### Aim
Will you transcribe the entries that follow, exactly and in full?

### Recorded information
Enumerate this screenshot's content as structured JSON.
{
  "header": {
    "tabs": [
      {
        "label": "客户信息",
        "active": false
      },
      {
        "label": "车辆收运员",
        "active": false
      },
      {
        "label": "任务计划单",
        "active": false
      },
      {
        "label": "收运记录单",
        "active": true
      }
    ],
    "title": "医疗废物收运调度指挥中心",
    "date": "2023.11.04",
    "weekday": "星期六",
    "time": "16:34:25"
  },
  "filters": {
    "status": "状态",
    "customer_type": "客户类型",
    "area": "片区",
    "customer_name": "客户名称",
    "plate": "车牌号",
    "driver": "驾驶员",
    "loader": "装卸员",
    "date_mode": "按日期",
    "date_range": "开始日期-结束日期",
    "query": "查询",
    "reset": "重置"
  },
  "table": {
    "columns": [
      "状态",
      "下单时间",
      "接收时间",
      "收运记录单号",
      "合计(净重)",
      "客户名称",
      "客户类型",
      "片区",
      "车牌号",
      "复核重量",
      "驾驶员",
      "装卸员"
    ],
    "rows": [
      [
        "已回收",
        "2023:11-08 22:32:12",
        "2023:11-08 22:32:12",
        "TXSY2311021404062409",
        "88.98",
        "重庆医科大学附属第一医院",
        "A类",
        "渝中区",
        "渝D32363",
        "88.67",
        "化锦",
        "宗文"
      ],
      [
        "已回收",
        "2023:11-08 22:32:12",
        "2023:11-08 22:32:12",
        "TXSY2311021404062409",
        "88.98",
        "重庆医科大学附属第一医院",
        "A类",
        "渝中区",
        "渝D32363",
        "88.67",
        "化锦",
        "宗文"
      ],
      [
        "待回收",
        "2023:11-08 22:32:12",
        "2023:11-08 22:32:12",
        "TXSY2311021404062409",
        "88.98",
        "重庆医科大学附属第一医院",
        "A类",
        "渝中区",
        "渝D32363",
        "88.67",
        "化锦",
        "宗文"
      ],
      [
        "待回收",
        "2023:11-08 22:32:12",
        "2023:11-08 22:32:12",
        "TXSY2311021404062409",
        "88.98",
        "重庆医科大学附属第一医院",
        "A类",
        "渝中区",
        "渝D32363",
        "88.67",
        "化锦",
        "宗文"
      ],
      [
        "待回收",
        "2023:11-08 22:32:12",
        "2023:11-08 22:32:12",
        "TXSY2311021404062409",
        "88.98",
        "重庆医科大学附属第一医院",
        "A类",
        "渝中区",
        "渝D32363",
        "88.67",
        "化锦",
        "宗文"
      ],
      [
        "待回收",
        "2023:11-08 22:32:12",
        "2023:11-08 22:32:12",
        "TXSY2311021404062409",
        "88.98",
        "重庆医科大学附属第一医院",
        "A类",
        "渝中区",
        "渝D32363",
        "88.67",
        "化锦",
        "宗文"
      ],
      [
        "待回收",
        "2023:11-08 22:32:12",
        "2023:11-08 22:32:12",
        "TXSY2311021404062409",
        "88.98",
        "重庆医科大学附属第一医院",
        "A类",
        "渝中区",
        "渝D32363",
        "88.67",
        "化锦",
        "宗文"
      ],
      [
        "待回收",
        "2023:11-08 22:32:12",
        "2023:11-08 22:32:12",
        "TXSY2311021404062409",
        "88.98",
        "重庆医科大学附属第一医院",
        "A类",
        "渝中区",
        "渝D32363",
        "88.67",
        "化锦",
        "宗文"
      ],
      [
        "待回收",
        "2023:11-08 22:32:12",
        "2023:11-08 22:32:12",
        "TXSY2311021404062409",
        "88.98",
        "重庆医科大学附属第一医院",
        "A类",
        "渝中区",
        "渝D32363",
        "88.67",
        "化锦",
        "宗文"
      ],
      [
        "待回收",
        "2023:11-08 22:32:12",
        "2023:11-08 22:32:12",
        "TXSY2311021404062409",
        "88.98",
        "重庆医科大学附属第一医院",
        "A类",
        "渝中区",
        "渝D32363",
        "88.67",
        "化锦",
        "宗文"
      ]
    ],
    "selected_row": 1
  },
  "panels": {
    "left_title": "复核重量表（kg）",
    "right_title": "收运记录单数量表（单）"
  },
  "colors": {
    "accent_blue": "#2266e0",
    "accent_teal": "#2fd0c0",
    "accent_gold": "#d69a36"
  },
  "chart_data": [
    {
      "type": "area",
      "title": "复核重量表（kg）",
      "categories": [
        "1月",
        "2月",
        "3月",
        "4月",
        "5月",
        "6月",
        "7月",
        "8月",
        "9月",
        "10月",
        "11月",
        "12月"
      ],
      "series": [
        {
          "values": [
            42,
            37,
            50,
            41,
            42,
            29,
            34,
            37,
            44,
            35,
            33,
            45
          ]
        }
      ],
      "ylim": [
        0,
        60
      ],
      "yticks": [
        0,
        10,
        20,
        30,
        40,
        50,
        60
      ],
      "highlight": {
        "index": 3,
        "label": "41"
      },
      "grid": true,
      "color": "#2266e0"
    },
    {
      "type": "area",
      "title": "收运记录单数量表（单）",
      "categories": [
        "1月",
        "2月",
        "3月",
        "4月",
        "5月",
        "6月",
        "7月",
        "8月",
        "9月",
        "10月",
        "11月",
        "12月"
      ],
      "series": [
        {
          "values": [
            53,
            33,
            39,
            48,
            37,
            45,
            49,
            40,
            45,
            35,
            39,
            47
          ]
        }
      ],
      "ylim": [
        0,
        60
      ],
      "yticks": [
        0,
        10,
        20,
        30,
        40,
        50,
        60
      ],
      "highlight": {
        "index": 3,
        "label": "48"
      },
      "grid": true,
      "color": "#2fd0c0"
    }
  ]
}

### Solution to the exercise
Enumerate this screenshot's content as structured JSON.
{
  "header": {
    "tabs": [
      {
        "label": "客户信息",
        "active": false
      },
      {
        "label": "车辆收运员",
        "active": false
      },
      {
        "label": "任务计划单",
        "active": false
      },
      {
        "label": "收运记录单",
        "active": true
      }
    ],
    "title": "医疗废物收运调度指挥中心",
    "date": "2023.11.04",
    "weekday": "星期六",
    "time": "16:34:25"
  },
  "filters": {
    "status": "状态",
    "customer_type": "客户类型",
    "area": "片区",
    "customer_name": "客户名称",
    "plate": "车牌号",
    "driver": "驾驶员",
    "loader": "装卸员",
    "date_mode": "按日期",
    "date_range": "开始日期-结束日期",
    "query": "查询",
    "reset": "重置"
  },
  "table": {
    "columns": [
      "状态",
      "下单时间",
      "接收时间",
      "收运记录单号",
      "合计(净重)",
      "客户名称",
      "客户类型",
      "片区",
      "车牌号",
      "复核重量",
      "驾驶员",
      "装卸员"
    ],
    "rows": [
      [
        "已回收",
        "2023:11-08 22:32:12",
        "2023:11-08 22:32:12",
        "TXSY2311021404062409",
        "88.98",
        "重庆医科大学附属第一医院",
        "A类",
        "渝中区",
        "渝D32363",
        "88.67",
        "化锦",
        "宗文"
      ],
      [
        "已回收",
        "2023:11-08 22:32:12",
        "2023:11-08 22:32:12",
        "TXSY2311021404062409",
        "88.98",
        "重庆医科大学附属第一医院",
        "A类",
        "渝中区",
        "渝D32363",
        "88.67",
        "化锦",
        "宗文"
      ],
      [
        "待回收",
        "2023:11-08 22:32:12",
        "2023:11-08 22:32:12",
        "TXSY2311021404062409",
        "88.98",
        "重庆医科大学附属第一医院",
        "A类",
        "渝中区",
        "渝D32363",
        "88.67",
        "化锦",
        "宗文"
      ],
      [
        "待回收",
        "2023:11-08 22:32:12",
        "2023:11-08 22:32:12",
        "TXSY2311021404062409",
        "88.98",
        "重庆医科大学附属第一医院",
        "A类",
        "渝中区",
        "渝D32363",
        "88.67",
        "化锦",
        "宗文"
      ],
      [
        "待回收",
        "2023:11-08 22:32:12",
        "2023:11-08 22:32:12",
        "TXSY2311021404062409",
        "88.98",
        "重庆医科大学附属第一医院",
        "A类",
        "渝中区",
        "渝D32363",
        "88.67",
        "化锦",
        "宗文"
      ],
      [
        "待回收",
        "2023:11-08 22:32:12",
        "2023:11-08 22:32:12",
        "TXSY2311021404062409",
        "88.98",
        "重庆医科大学附属第一医院",
        "A类",
        "渝中区",
        "渝D32363",
        "88.67",
        "化锦",
        "宗文"
      ],
      [
        "待回收",
        "2023:11-08 22:32:12",
        "2023:11-08 22:32:12",
        "TXSY2311021404062409",
        "88.98",
        "重庆医科大学附属第一医院",
        "A类",
        "渝中区",
        "渝D32363",
        "88.67",
        "化锦",
        "宗文"
      ],
      [
        "待回收",
        "2023:11-08 22:32:12",
        "2023:11-08 22:32:12",
        "TXSY2311021404062409",
        "88.98",
        "重庆医科大学附属第一医院",
        "A类",
        "渝中区",
        "渝D32363",
        "88.67",
        "化锦",
        "宗文"
      ],
      [
        "待回收",
        "2023:11-08 22:32:12",
        "2023:11-08 22:32:12",
        "TXSY2311021404062409",
        "88.98",
        "重庆医科大学附属第一医院",
        "A类",
        "渝中区",
        "渝D32363",
        "88.67",
        "化锦",
        "宗文"
      ],
      [
        "待回收",
        "2023:11-08 22:32:12",
        "2023:11-08 22:32:12",
        "TXSY2311021404062409",
        "88.98",
        "重庆医科大学附属第一医院",
        "A类",
        "渝中区",
        "渝D32363",
        "88.67",
        "化锦",
        "宗文"
      ]
    ],
    "selected_row": 1
  },
  "panels": {
    "left_title": "复核重量表（kg）",
    "right_title": "收运记录单数量表（单）"
  },
  "colors": {
    "accent_blue": "#2266e0",
    "accent_teal": "#2fd0c0",
    "accent_gold": "#d69a36"
  },
  "chart_data": [
    {
      "type": "area",
      "title": "复核重量表（kg）",
      "categories": [
        "1月",
        "2月",
        "3月",
        "4月",
        "5月",
        "6月",
        "7月",
        "8月",
        "9月",
        "10月",
        "11月",
        "12月"
      ],
      "series": [
        {
          "values": [
            42,
            37,
            50,
            41,
            42,
            29,
            34,
            37,
            44,
            35,
            33,
            45
          ]
        }
      ],
      "ylim": [
        0,
        60
      ],
      "yticks": [
        0,
        10,
        20,
        30,
        40,
        50,
        60
      ],
      "highlight": {
        "index": 3,
        "label": "41"
      },
      "grid": true,
      "color": "#2266e0"
    },
    {
      "type": "area",
      "title": "收运记录单数量表（单）",
      "categories": [
        "1月",
        "2月",
        "3月",
        "4月",
        "5月",
        "6月",
        "7月",
        "8月",
        "9月",
        "10月",
        "11月",
        "12月"
      ],
      "series": [
        {
          "values": [
            53,
            33,
            39,
            48,
            37,
            45,
            49,
            40,
            45,
            35,
            39,
            47
          ]
        }
      ],
      "ylim": [
        0,
        60
      ],
      "yticks": [
        0,
        10,
        20,
        30,
        40,
        50,
        60
      ],
      "highlight": {
        "index": 3,
        "label": "48"
      },
      "grid": true,
      "color": "#2fd0c0"
    }
  ]
}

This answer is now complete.